DATASET CONTENT

▼▼▼

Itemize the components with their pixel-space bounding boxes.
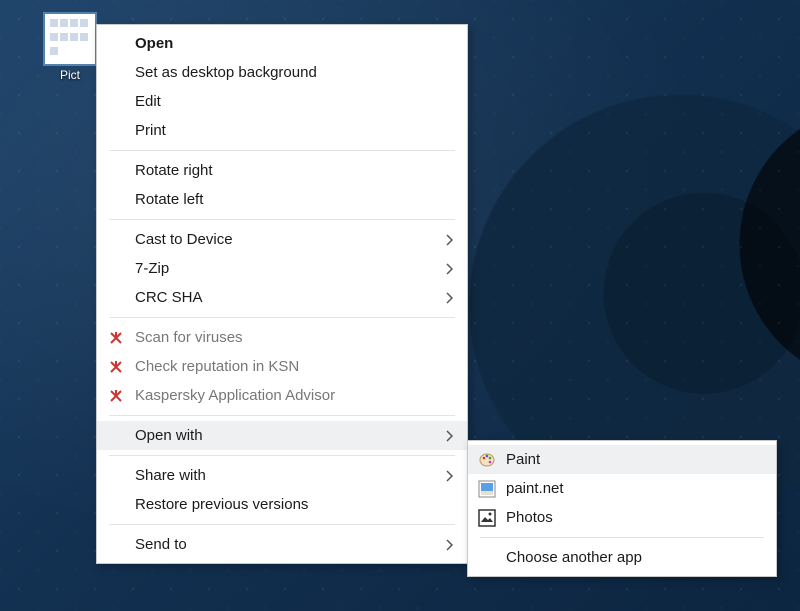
photos-icon [478,509,496,527]
separator [109,455,455,456]
menu-ksn-label: Check reputation in KSN [135,358,299,375]
menu-edit-label: Edit [135,93,161,110]
separator [109,150,455,151]
menu-open-label: Open [135,35,173,52]
menu-7zip-label: 7-Zip [135,260,169,277]
menu-rotate-right-label: Rotate right [135,162,213,179]
paintnet-icon [478,480,496,498]
menu-rotate-right[interactable]: Rotate right [97,156,467,185]
menu-open-with[interactable]: Open with [97,421,467,450]
desktop-file-icon[interactable]: Pict [38,14,102,82]
menu-share-label: Share with [135,467,206,484]
file-label: Pict [38,68,102,82]
submenu-paintnet[interactable]: paint.net [468,474,776,503]
separator [109,219,455,220]
separator [109,524,455,525]
file-thumbnail [45,14,95,64]
kaspersky-icon [107,329,125,347]
chevron-right-icon [446,430,453,442]
chevron-right-icon [446,292,453,304]
menu-set-desktop-background[interactable]: Set as desktop background [97,58,467,87]
separator [109,317,455,318]
menu-edit[interactable]: Edit [97,87,467,116]
menu-kaspersky-advisor[interactable]: Kaspersky Application Advisor [97,381,467,410]
submenu-paint-label: Paint [506,451,540,468]
menu-cast-label: Cast to Device [135,231,233,248]
menu-send-to-label: Send to [135,536,187,553]
menu-restore-label: Restore previous versions [135,496,308,513]
submenu-choose-label: Choose another app [506,549,642,566]
submenu-photos[interactable]: Photos [468,503,776,532]
menu-send-to[interactable]: Send to [97,530,467,559]
menu-rotate-left[interactable]: Rotate left [97,185,467,214]
chevron-right-icon [446,470,453,482]
open-with-submenu: Paint paint.net Photos Choose another ap… [467,440,777,577]
kaspersky-icon [107,358,125,376]
submenu-photos-label: Photos [506,509,553,526]
chevron-right-icon [446,234,453,246]
menu-open[interactable]: Open [97,29,467,58]
separator [480,537,764,538]
submenu-choose-another-app[interactable]: Choose another app [468,543,776,572]
menu-cast-to-device[interactable]: Cast to Device [97,225,467,254]
menu-rotate-left-label: Rotate left [135,191,203,208]
menu-print-label: Print [135,122,166,139]
menu-kadvisor-label: Kaspersky Application Advisor [135,387,335,404]
menu-7zip[interactable]: 7-Zip [97,254,467,283]
menu-print[interactable]: Print [97,116,467,145]
submenu-paintnet-label: paint.net [506,480,564,497]
menu-crc-sha[interactable]: CRC SHA [97,283,467,312]
menu-set-bg-label: Set as desktop background [135,64,317,81]
chevron-right-icon [446,263,453,275]
menu-open-with-label: Open with [135,427,203,444]
separator [109,415,455,416]
menu-scan-viruses[interactable]: Scan for viruses [97,323,467,352]
menu-restore-versions[interactable]: Restore previous versions [97,490,467,519]
submenu-paint[interactable]: Paint [468,445,776,474]
chevron-right-icon [446,539,453,551]
context-menu: Open Set as desktop background Edit Prin… [96,24,468,564]
paint-icon [478,451,496,469]
menu-scan-label: Scan for viruses [135,329,243,346]
menu-check-ksn[interactable]: Check reputation in KSN [97,352,467,381]
menu-crc-label: CRC SHA [135,289,203,306]
kaspersky-icon [107,387,125,405]
menu-share-with[interactable]: Share with [97,461,467,490]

▲▲▲

EXERCISE REQUIREMENTS
What lines in the material include the string "submenu"? Pull each one out.

RESPONSE
submenu-paintnet[interactable]: paint.net [468,474,776,503]
submenu-paint-label: Paint [506,451,540,468]
submenu-choose-label: Choose another app [506,549,642,566]
submenu-photos[interactable]: Photos [468,503,776,532]
open-with-submenu: Paint paint.net Photos Choose another ap… [467,440,777,577]
submenu-photos-label: Photos [506,509,553,526]
submenu-choose-another-app[interactable]: Choose another app [468,543,776,572]
submenu-paintnet-label: paint.net [506,480,564,497]
submenu-paint[interactable]: Paint [468,445,776,474]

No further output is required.